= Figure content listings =
--------------------------------

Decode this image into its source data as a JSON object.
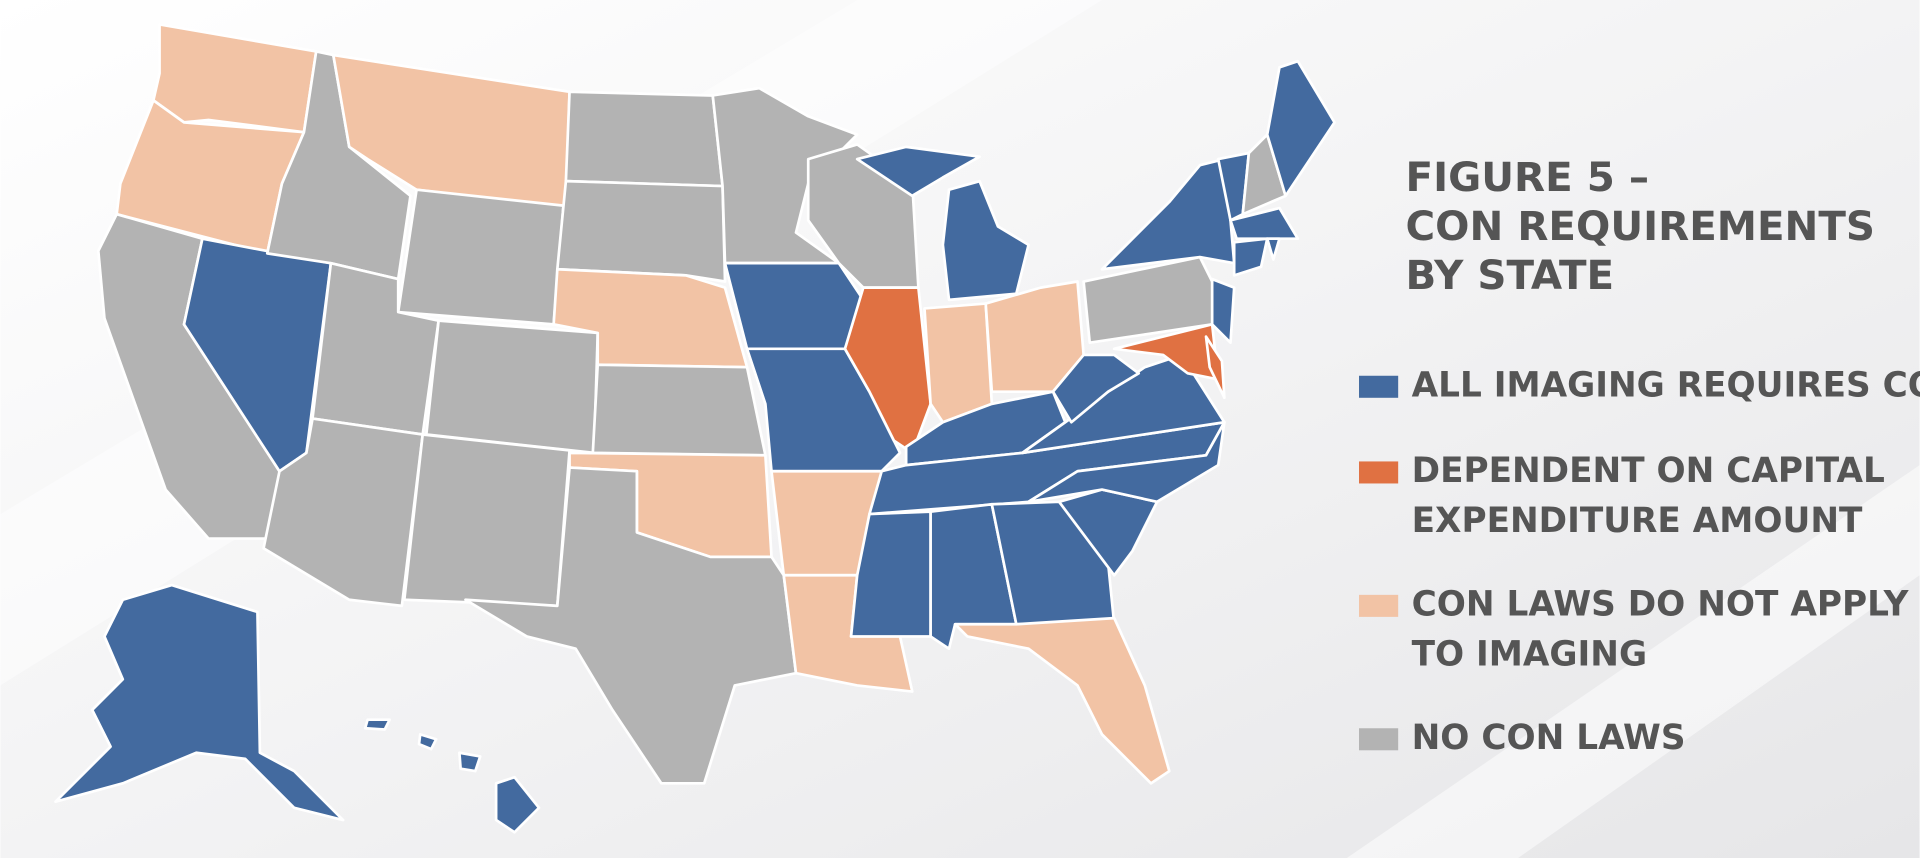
{
  "title": {
    "lines": [
      "FIGURE 5 –",
      "CON REQUIREMENTS",
      "BY STATE"
    ]
  },
  "legend": {
    "items": [
      {
        "label": [
          "ALL IMAGING REQUIRES CON"
        ],
        "color": "#436a9f"
      },
      {
        "label": [
          "DEPENDENT ON CAPITAL",
          "EXPENDITURE AMOUNT"
        ],
        "color": "#e07142"
      },
      {
        "label": [
          "CON LAWS DO NOT APPLY",
          "TO IMAGING"
        ],
        "color": "#f2c3a5"
      },
      {
        "label": [
          "NO CON LAWS"
        ],
        "color": "#b3b3b3"
      }
    ]
  }
}
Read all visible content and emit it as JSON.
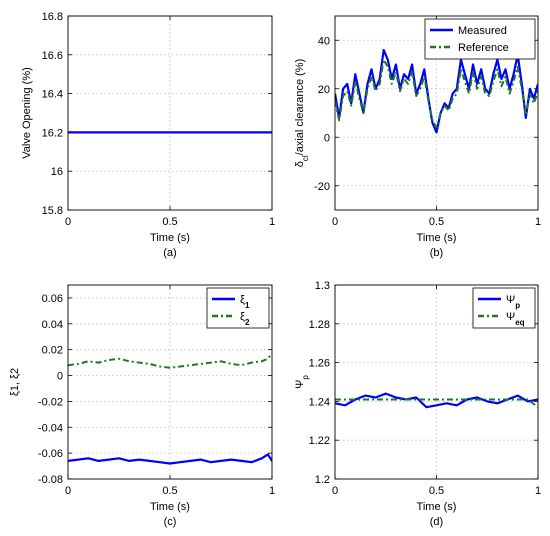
{
  "colors": {
    "measured": "#0000ff",
    "reference": "#1f7a1f",
    "grid": "#bfbfbf",
    "axis": "#000000"
  },
  "chart_data": [
    {
      "id": "a",
      "type": "line",
      "caption": "(a)",
      "xlabel": "Time (s)",
      "ylabel": "Valve Opening (%)",
      "xlim": [
        0,
        1
      ],
      "ylim": [
        15.8,
        16.8
      ],
      "xticks": [
        "0",
        "0.5",
        "1"
      ],
      "yticks": [
        "15.8",
        "16",
        "16.2",
        "16.4",
        "16.6",
        "16.8"
      ],
      "grid": true,
      "legend": null,
      "series": [
        {
          "style": "solid",
          "color": "#0000ff",
          "x": [
            0,
            1
          ],
          "y": [
            16.2,
            16.2
          ]
        }
      ]
    },
    {
      "id": "b",
      "type": "line",
      "caption": "(b)",
      "xlabel": "Time (s)",
      "ylabel": "δcl/axial clearance (%)",
      "ylabel_main": "δ",
      "ylabel_sub": "cl",
      "ylabel_rest": "/axial clearance (%)",
      "xlim": [
        0,
        1
      ],
      "ylim": [
        -30,
        50
      ],
      "xticks": [
        "0",
        "0.5",
        "1"
      ],
      "yticks": [
        "-20",
        "0",
        "20",
        "40"
      ],
      "grid": true,
      "legend": {
        "position": "top-right",
        "entries": [
          "Measured",
          "Reference"
        ]
      },
      "series": [
        {
          "name": "Measured",
          "style": "solid",
          "color": "#0000ff",
          "x": [
            0,
            0.02,
            0.04,
            0.06,
            0.08,
            0.1,
            0.12,
            0.14,
            0.16,
            0.18,
            0.2,
            0.22,
            0.24,
            0.26,
            0.28,
            0.3,
            0.32,
            0.34,
            0.36,
            0.38,
            0.4,
            0.42,
            0.44,
            0.46,
            0.48,
            0.5,
            0.52,
            0.54,
            0.56,
            0.58,
            0.6,
            0.62,
            0.64,
            0.66,
            0.68,
            0.7,
            0.72,
            0.74,
            0.76,
            0.78,
            0.8,
            0.82,
            0.84,
            0.86,
            0.88,
            0.9,
            0.92,
            0.94,
            0.96,
            0.98,
            1
          ],
          "y": [
            18,
            8,
            20,
            22,
            14,
            26,
            18,
            10,
            22,
            28,
            20,
            24,
            36,
            32,
            24,
            30,
            20,
            26,
            24,
            30,
            18,
            22,
            28,
            16,
            6,
            2,
            10,
            14,
            12,
            18,
            20,
            32,
            26,
            20,
            30,
            22,
            28,
            20,
            18,
            26,
            32,
            24,
            28,
            20,
            26,
            34,
            22,
            8,
            20,
            16,
            22
          ]
        },
        {
          "name": "Reference",
          "style": "dashdot",
          "color": "#1f7a1f",
          "x": [
            0,
            0.02,
            0.04,
            0.06,
            0.08,
            0.1,
            0.12,
            0.14,
            0.16,
            0.18,
            0.2,
            0.22,
            0.24,
            0.26,
            0.28,
            0.3,
            0.32,
            0.34,
            0.36,
            0.38,
            0.4,
            0.42,
            0.44,
            0.46,
            0.48,
            0.5,
            0.52,
            0.54,
            0.56,
            0.58,
            0.6,
            0.62,
            0.64,
            0.66,
            0.68,
            0.7,
            0.72,
            0.74,
            0.76,
            0.78,
            0.8,
            0.82,
            0.84,
            0.86,
            0.88,
            0.9,
            0.92,
            0.94,
            0.96,
            0.98,
            1
          ],
          "y": [
            15,
            7,
            17,
            19,
            13,
            23,
            16,
            10,
            20,
            25,
            19,
            22,
            32,
            29,
            22,
            27,
            19,
            24,
            22,
            27,
            17,
            20,
            25,
            15,
            7,
            4,
            10,
            13,
            11,
            16,
            18,
            28,
            23,
            18,
            27,
            20,
            25,
            18,
            17,
            23,
            28,
            21,
            25,
            18,
            23,
            29,
            20,
            9,
            18,
            14,
            19
          ]
        }
      ]
    },
    {
      "id": "c",
      "type": "line",
      "caption": "(c)",
      "xlabel": "Time (s)",
      "ylabel": "ξ1, ξ2",
      "xlim": [
        0,
        1
      ],
      "ylim": [
        -0.08,
        0.07
      ],
      "xticks": [
        "0",
        "0.5",
        "1"
      ],
      "yticks": [
        "-0.08",
        "-0.06",
        "-0.04",
        "-0.02",
        "0",
        "0.02",
        "0.04",
        "0.06"
      ],
      "grid": true,
      "legend": {
        "position": "top-right",
        "entries": [
          "ξ1",
          "ξ2"
        ],
        "main": [
          "ξ",
          "ξ"
        ],
        "sub": [
          "1",
          "2"
        ]
      },
      "series": [
        {
          "name": "ξ1",
          "style": "solid",
          "color": "#0000ff",
          "x": [
            0,
            0.05,
            0.1,
            0.15,
            0.2,
            0.25,
            0.3,
            0.35,
            0.4,
            0.45,
            0.5,
            0.55,
            0.6,
            0.65,
            0.7,
            0.75,
            0.8,
            0.85,
            0.9,
            0.95,
            0.98,
            1
          ],
          "y": [
            -0.066,
            -0.065,
            -0.064,
            -0.066,
            -0.065,
            -0.064,
            -0.066,
            -0.065,
            -0.066,
            -0.067,
            -0.068,
            -0.067,
            -0.066,
            -0.065,
            -0.067,
            -0.066,
            -0.065,
            -0.066,
            -0.067,
            -0.064,
            -0.061,
            -0.066
          ]
        },
        {
          "name": "ξ2",
          "style": "dashdot",
          "color": "#1f7a1f",
          "x": [
            0,
            0.05,
            0.1,
            0.15,
            0.2,
            0.25,
            0.3,
            0.35,
            0.4,
            0.45,
            0.5,
            0.55,
            0.6,
            0.65,
            0.7,
            0.75,
            0.8,
            0.85,
            0.9,
            0.95,
            0.98,
            1
          ],
          "y": [
            0.008,
            0.009,
            0.011,
            0.01,
            0.012,
            0.013,
            0.011,
            0.01,
            0.009,
            0.007,
            0.006,
            0.007,
            0.008,
            0.009,
            0.01,
            0.011,
            0.009,
            0.008,
            0.01,
            0.011,
            0.013,
            0.017
          ]
        }
      ]
    },
    {
      "id": "d",
      "type": "line",
      "caption": "(d)",
      "xlabel": "Time (s)",
      "ylabel": "Ψp",
      "ylabel_main": "Ψ",
      "ylabel_sub": "p",
      "xlim": [
        0,
        1
      ],
      "ylim": [
        1.2,
        1.3
      ],
      "xticks": [
        "0",
        "0.5",
        "1"
      ],
      "yticks": [
        "1.2",
        "1.22",
        "1.24",
        "1.26",
        "1.28",
        "1.3"
      ],
      "grid": true,
      "legend": {
        "position": "top-right",
        "entries": [
          "Ψp",
          "Ψeq"
        ],
        "main": [
          "Ψ",
          "Ψ"
        ],
        "sub": [
          "p",
          "eq"
        ]
      },
      "series": [
        {
          "name": "Ψp",
          "style": "solid",
          "color": "#0000ff",
          "x": [
            0,
            0.05,
            0.1,
            0.15,
            0.2,
            0.25,
            0.3,
            0.35,
            0.4,
            0.45,
            0.5,
            0.55,
            0.6,
            0.65,
            0.7,
            0.75,
            0.8,
            0.85,
            0.9,
            0.95,
            1
          ],
          "y": [
            1.239,
            1.238,
            1.241,
            1.243,
            1.242,
            1.244,
            1.242,
            1.241,
            1.242,
            1.237,
            1.238,
            1.239,
            1.238,
            1.241,
            1.242,
            1.24,
            1.239,
            1.241,
            1.243,
            1.24,
            1.241
          ]
        },
        {
          "name": "Ψeq",
          "style": "dashdot",
          "color": "#1f7a1f",
          "x": [
            0,
            0.1,
            0.2,
            0.3,
            0.4,
            0.5,
            0.6,
            0.7,
            0.8,
            0.9,
            0.95,
            1
          ],
          "y": [
            1.241,
            1.241,
            1.241,
            1.241,
            1.241,
            1.241,
            1.241,
            1.241,
            1.241,
            1.241,
            1.241,
            1.237
          ]
        }
      ]
    }
  ]
}
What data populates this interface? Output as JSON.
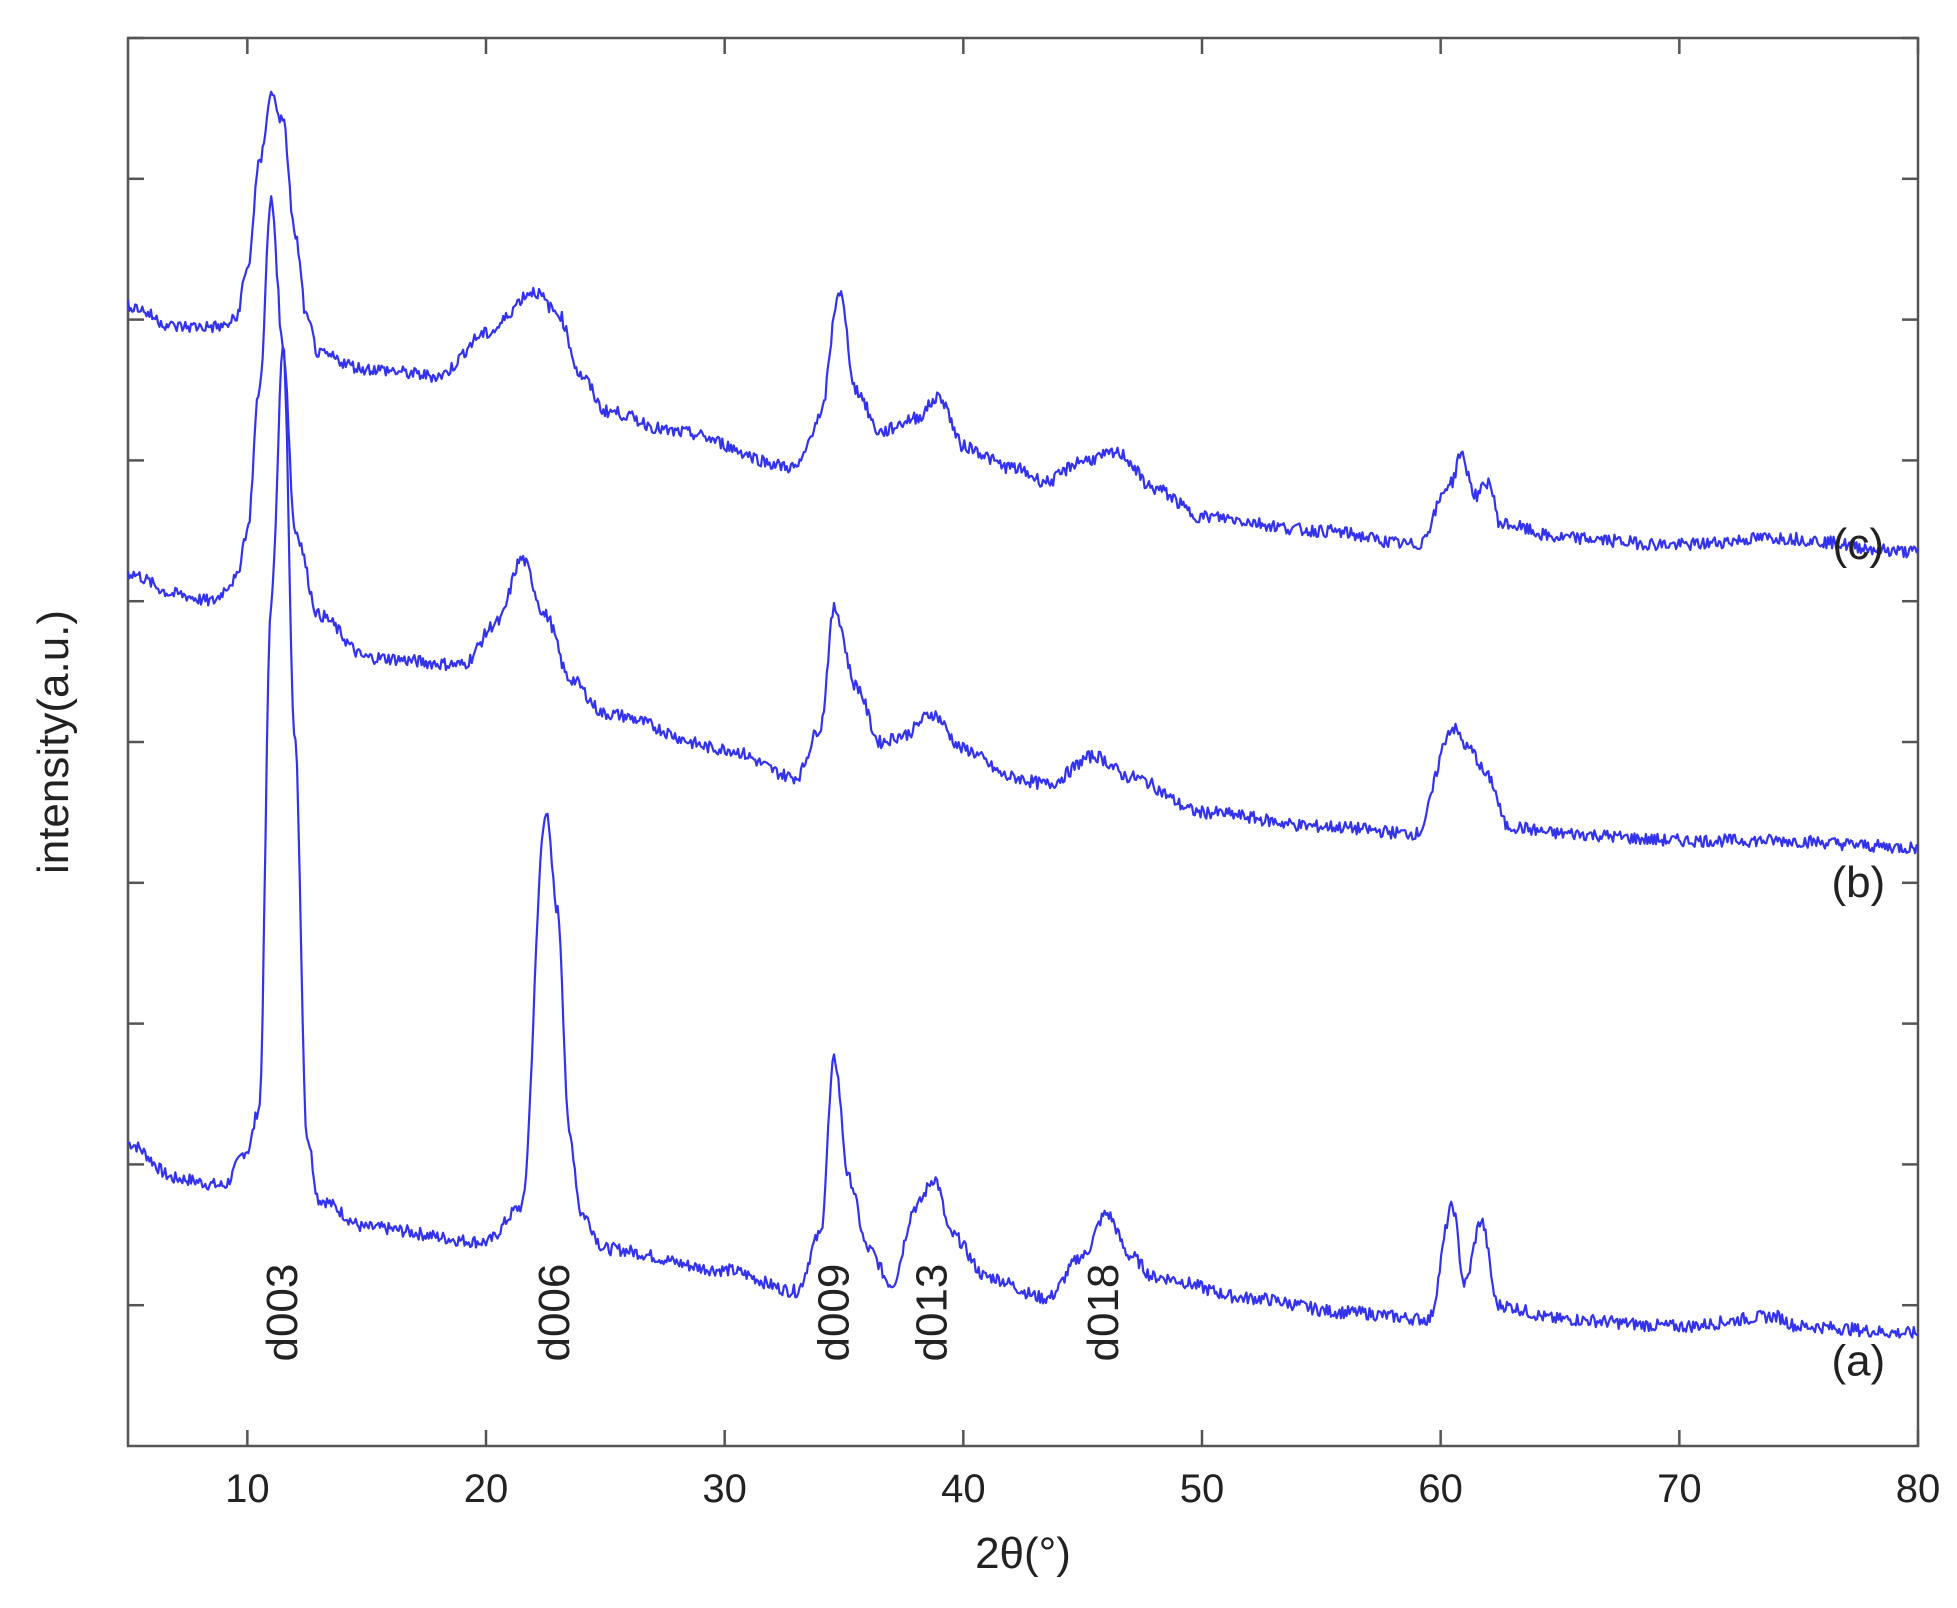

--------------------------------

= Work required =
In the entries above, locate every line with the word "axial" and copy it.

= Task answer =
      "ylabel": "δcl/axial clearance (%)",
      "ylabel_rest": "/axial clearance (%)",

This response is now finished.